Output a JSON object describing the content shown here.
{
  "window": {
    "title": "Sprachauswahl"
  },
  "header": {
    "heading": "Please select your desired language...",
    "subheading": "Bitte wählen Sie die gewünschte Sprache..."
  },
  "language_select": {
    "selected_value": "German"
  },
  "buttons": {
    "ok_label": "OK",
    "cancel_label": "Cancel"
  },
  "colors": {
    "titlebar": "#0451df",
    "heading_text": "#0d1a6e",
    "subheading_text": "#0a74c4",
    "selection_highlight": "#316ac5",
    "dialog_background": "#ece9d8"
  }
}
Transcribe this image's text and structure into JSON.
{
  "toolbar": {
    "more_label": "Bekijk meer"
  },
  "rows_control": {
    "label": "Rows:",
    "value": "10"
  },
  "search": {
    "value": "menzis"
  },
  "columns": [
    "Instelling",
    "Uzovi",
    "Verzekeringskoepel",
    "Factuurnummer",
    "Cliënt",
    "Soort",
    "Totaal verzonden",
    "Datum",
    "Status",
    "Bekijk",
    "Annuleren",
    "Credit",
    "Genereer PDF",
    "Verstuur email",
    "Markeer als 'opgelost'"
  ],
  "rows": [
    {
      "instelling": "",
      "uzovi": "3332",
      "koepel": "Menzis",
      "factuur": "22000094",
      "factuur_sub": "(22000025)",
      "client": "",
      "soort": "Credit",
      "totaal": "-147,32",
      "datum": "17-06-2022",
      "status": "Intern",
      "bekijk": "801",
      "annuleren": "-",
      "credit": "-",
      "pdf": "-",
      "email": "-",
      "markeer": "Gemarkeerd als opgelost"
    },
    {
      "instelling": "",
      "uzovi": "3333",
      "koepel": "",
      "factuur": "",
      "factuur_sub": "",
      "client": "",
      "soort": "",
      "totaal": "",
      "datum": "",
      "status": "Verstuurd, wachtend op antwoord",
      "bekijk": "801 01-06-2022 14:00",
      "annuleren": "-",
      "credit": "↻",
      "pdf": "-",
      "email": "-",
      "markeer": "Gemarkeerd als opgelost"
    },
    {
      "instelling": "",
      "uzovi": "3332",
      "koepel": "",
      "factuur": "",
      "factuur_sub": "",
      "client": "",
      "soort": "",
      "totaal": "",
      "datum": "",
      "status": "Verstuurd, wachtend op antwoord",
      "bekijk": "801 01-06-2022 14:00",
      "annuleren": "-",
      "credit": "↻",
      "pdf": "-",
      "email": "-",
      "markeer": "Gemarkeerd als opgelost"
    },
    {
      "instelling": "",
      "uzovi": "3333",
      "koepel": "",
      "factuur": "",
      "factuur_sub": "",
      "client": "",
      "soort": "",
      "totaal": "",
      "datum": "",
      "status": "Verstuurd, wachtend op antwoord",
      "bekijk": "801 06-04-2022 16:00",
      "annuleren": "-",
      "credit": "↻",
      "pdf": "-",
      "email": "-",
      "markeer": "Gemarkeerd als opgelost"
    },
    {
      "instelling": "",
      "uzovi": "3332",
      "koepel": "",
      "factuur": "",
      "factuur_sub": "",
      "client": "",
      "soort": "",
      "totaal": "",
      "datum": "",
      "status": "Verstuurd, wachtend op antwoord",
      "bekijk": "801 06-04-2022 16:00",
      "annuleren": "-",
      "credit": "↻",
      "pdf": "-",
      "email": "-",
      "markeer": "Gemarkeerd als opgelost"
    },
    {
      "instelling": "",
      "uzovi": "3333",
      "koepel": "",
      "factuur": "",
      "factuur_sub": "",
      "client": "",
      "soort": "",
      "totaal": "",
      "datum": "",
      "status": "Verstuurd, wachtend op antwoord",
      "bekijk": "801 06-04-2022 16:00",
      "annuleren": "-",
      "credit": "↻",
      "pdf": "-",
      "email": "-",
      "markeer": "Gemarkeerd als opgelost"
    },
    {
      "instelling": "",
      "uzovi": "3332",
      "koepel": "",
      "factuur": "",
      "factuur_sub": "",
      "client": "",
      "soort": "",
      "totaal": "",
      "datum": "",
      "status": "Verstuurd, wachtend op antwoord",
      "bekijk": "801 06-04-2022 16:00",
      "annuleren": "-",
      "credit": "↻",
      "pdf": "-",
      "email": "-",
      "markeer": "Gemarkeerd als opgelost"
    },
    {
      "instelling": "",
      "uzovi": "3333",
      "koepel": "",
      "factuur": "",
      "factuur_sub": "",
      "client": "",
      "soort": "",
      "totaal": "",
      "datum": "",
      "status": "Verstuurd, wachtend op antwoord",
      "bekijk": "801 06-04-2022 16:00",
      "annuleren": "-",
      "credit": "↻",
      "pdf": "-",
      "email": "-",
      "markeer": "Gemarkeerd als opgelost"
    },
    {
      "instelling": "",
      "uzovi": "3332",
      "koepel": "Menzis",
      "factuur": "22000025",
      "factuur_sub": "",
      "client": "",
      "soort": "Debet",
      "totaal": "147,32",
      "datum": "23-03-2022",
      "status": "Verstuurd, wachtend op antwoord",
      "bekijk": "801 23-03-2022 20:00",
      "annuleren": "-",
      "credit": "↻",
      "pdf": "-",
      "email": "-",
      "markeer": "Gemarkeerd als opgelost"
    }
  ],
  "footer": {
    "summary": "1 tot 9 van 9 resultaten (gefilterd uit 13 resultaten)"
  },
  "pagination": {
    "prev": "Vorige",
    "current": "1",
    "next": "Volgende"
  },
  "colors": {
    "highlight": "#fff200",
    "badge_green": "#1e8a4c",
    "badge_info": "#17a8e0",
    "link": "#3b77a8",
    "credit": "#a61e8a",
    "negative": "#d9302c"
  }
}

+++

What is being asked
Restate the whole listing exactly.

Exercise response
Output a JSON object describing the content shown here.
{
  "window": {
    "title": "Sprachauswahl"
  },
  "header": {
    "heading": "Please select your desired language...",
    "subheading": "Bitte wählen Sie die gewünschte Sprache..."
  },
  "language_select": {
    "selected_value": "German"
  },
  "buttons": {
    "ok_label": "OK",
    "cancel_label": "Cancel"
  },
  "colors": {
    "titlebar": "#0451df",
    "heading_text": "#0d1a6e",
    "subheading_text": "#0a74c4",
    "selection_highlight": "#316ac5",
    "dialog_background": "#ece9d8"
  }
}
Transcribe this image's text and structure into JSON.
{
  "toolbar": {
    "more_label": "Bekijk meer"
  },
  "rows_control": {
    "label": "Rows:",
    "value": "10"
  },
  "search": {
    "value": "menzis"
  },
  "columns": [
    "Instelling",
    "Uzovi",
    "Verzekeringskoepel",
    "Factuurnummer",
    "Cliënt",
    "Soort",
    "Totaal verzonden",
    "Datum",
    "Status",
    "Bekijk",
    "Annuleren",
    "Credit",
    "Genereer PDF",
    "Verstuur email",
    "Markeer als 'opgelost'"
  ],
  "rows": [
    {
      "instelling": "",
      "uzovi": "3332",
      "koepel": "Menzis",
      "factuur": "22000094",
      "factuur_sub": "(22000025)",
      "client": "",
      "soort": "Credit",
      "totaal": "-147,32",
      "datum": "17-06-2022",
      "status": "Intern",
      "bekijk": "801",
      "annuleren": "-",
      "credit": "-",
      "pdf": "-",
      "email": "-",
      "markeer": "Gemarkeerd als opgelost"
    },
    {
      "instelling": "",
      "uzovi": "3333",
      "koepel": "",
      "factuur": "",
      "factuur_sub": "",
      "client": "",
      "soort": "",
      "totaal": "",
      "datum": "",
      "status": "Verstuurd, wachtend op antwoord",
      "bekijk": "801 01-06-2022 14:00",
      "annuleren": "-",
      "credit": "↻",
      "pdf": "-",
      "email": "-",
      "markeer": "Gemarkeerd als opgelost"
    },
    {
      "instelling": "",
      "uzovi": "3332",
      "koepel": "",
      "factuur": "",
      "factuur_sub": "",
      "client": "",
      "soort": "",
      "totaal": "",
      "datum": "",
      "status": "Verstuurd, wachtend op antwoord",
      "bekijk": "801 01-06-2022 14:00",
      "annuleren": "-",
      "credit": "↻",
      "pdf": "-",
      "email": "-",
      "markeer": "Gemarkeerd als opgelost"
    },
    {
      "instelling": "",
      "uzovi": "3333",
      "koepel": "",
      "factuur": "",
      "factuur_sub": "",
      "client": "",
      "soort": "",
      "totaal": "",
      "datum": "",
      "status": "Verstuurd, wachtend op antwoord",
      "bekijk": "801 06-04-2022 16:00",
      "annuleren": "-",
      "credit": "↻",
      "pdf": "-",
      "email": "-",
      "markeer": "Gemarkeerd als opgelost"
    },
    {
      "instelling": "",
      "uzovi": "3332",
      "koepel": "",
      "factuur": "",
      "factuur_sub": "",
      "client": "",
      "soort": "",
      "totaal": "",
      "datum": "",
      "status": "Verstuurd, wachtend op antwoord",
      "bekijk": "801 06-04-2022 16:00",
      "annuleren": "-",
      "credit": "↻",
      "pdf": "-",
      "email": "-",
      "markeer": "Gemarkeerd als opgelost"
    },
    {
      "instelling": "",
      "uzovi": "3333",
      "koepel": "",
      "factuur": "",
      "factuur_sub": "",
      "client": "",
      "soort": "",
      "totaal": "",
      "datum": "",
      "status": "Verstuurd, wachtend op antwoord",
      "bekijk": "801 06-04-2022 16:00",
      "annuleren": "-",
      "credit": "↻",
      "pdf": "-",
      "email": "-",
      "markeer": "Gemarkeerd als opgelost"
    },
    {
      "instelling": "",
      "uzovi": "3332",
      "koepel": "",
      "factuur": "",
      "factuur_sub": "",
      "client": "",
      "soort": "",
      "totaal": "",
      "datum": "",
      "status": "Verstuurd, wachtend op antwoord",
      "bekijk": "801 06-04-2022 16:00",
      "annuleren": "-",
      "credit": "↻",
      "pdf": "-",
      "email": "-",
      "markeer": "Gemarkeerd als opgelost"
    },
    {
      "instelling": "",
      "uzovi": "3333",
      "koepel": "",
      "factuur": "",
      "factuur_sub": "",
      "client": "",
      "soort": "",
      "totaal": "",
      "datum": "",
      "status": "Verstuurd, wachtend op antwoord",
      "bekijk": "801 06-04-2022 16:00",
      "annuleren": "-",
      "credit": "↻",
      "pdf": "-",
      "email": "-",
      "markeer": "Gemarkeerd als opgelost"
    },
    {
      "instelling": "",
      "uzovi": "3332",
      "koepel": "Menzis",
      "factuur": "22000025",
      "factuur_sub": "",
      "client": "",
      "soort": "Debet",
      "totaal": "147,32",
      "datum": "23-03-2022",
      "status": "Verstuurd, wachtend op antwoord",
      "bekijk": "801 23-03-2022 20:00",
      "annuleren": "-",
      "credit": "↻",
      "pdf": "-",
      "email": "-",
      "markeer": "Gemarkeerd als opgelost"
    }
  ],
  "footer": {
    "summary": "1 tot 9 van 9 resultaten (gefilterd uit 13 resultaten)"
  },
  "pagination": {
    "prev": "Vorige",
    "current": "1",
    "next": "Volgende"
  },
  "colors": {
    "highlight": "#fff200",
    "badge_green": "#1e8a4c",
    "badge_info": "#17a8e0",
    "link": "#3b77a8",
    "credit": "#a61e8a",
    "negative": "#d9302c"
  }
}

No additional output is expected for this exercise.